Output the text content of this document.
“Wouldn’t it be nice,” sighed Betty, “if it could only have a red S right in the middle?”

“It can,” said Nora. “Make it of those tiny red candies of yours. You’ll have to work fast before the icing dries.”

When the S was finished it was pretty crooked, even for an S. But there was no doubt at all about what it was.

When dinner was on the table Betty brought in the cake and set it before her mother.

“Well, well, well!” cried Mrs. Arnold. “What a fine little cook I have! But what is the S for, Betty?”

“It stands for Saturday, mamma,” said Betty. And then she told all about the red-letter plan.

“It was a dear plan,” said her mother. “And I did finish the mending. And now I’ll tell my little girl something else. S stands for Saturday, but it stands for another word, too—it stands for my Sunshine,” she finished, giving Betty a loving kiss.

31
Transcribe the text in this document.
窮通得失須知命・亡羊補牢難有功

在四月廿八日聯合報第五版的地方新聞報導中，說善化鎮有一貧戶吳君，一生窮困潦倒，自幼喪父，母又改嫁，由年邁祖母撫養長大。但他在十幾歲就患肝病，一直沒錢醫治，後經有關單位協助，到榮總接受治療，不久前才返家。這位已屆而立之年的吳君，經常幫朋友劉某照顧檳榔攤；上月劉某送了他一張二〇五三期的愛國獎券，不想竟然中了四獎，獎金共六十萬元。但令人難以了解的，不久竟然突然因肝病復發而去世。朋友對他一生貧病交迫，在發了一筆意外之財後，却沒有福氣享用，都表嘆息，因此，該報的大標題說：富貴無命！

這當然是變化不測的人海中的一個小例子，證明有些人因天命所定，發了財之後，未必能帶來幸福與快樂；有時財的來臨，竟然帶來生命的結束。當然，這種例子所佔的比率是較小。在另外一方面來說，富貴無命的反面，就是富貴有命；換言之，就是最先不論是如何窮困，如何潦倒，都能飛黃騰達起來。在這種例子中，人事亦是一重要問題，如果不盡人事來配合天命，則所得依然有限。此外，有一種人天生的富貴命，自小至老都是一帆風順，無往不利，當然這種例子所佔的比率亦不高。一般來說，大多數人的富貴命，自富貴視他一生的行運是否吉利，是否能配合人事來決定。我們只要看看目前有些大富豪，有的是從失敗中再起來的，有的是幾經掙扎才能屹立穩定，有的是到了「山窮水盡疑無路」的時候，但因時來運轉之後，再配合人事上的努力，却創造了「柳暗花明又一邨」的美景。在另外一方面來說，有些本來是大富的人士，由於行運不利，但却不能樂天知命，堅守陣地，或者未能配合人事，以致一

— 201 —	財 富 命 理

• [GIVEN TASK] Each line above must be reproduced exactly as it stands.

• [WRITTEN SOLUTION]
Output the text content of this document.
“Wouldn’t it be nice,” sighed Betty, “if it could only have a red S right in the middle?”

“It can,” said Nora. “Make it of those tiny red candies of yours. You’ll have to work fast before the icing dries.”

When the S was finished it was pretty crooked, even for an S. But there was no doubt at all about what it was.

When dinner was on the table Betty brought in the cake and set it before her mother.

“Well, well, well!” cried Mrs. Arnold. “What a fine little cook I have! But what is the S for, Betty?”

“It stands for Saturday, mamma,” said Betty. And then she told all about the red-letter plan.

“It was a dear plan,” said her mother. “And I did finish the mending. And now I’ll tell my little girl something else. S stands for Saturday, but it stands for another word, too—it stands for my Sunshine,” she finished, giving Betty a loving kiss.

31
Transcribe the text in this document.
窮通得失須知命・亡羊補牢難有功

在四月廿八日聯合報第五版的地方新聞報導中，說善化鎮有一貧戶吳君，一生窮困潦倒，自幼喪父，母又改嫁，由年邁祖母撫養長大。但他在十幾歲就患肝病，一直沒錢醫治，後經有關單位協助，到榮總接受治療，不久前才返家。這位已屆而立之年的吳君，經常幫朋友劉某照顧檳榔攤；上月劉某送了他一張二〇五三期的愛國獎券，不想竟然中了四獎，獎金共六十萬元。但令人難以了解的，不久竟然突然因肝病復發而去世。朋友對他一生貧病交迫，在發了一筆意外之財後，却沒有福氣享用，都表嘆息，因此，該報的大標題說：富貴無命！

這當然是變化不測的人海中的一個小例子，證明有些人因天命所定，發了財之後，未必能帶來幸福與快樂；有時財的來臨，竟然帶來生命的結束。當然，這種例子所佔的比率是較小。在另外一方面來說，富貴無命的反面，就是富貴有命；換言之，就是最先不論是如何窮困，如何潦倒，都能飛黃騰達起來。在這種例子中，人事亦是一重要問題，如果不盡人事來配合天命，則所得依然有限。此外，有一種人天生的富貴命，自小至老都是一帆風順，無往不利，當然這種例子所佔的比率亦不高。一般來說，大多數人的富貴命，自富貴視他一生的行運是否吉利，是否能配合人事來決定。我們只要看看目前有些大富豪，有的是從失敗中再起來的，有的是幾經掙扎才能屹立穩定，有的是到了「山窮水盡疑無路」的時候，但因時來運轉之後，再配合人事上的努力，却創造了「柳暗花明又一邨」的美景。在另外一方面來說，有些本來是大富的人士，由於行運不利，但却不能樂天知命，堅守陣地，或者未能配合人事，以致一

— 201 —	財 富 命 理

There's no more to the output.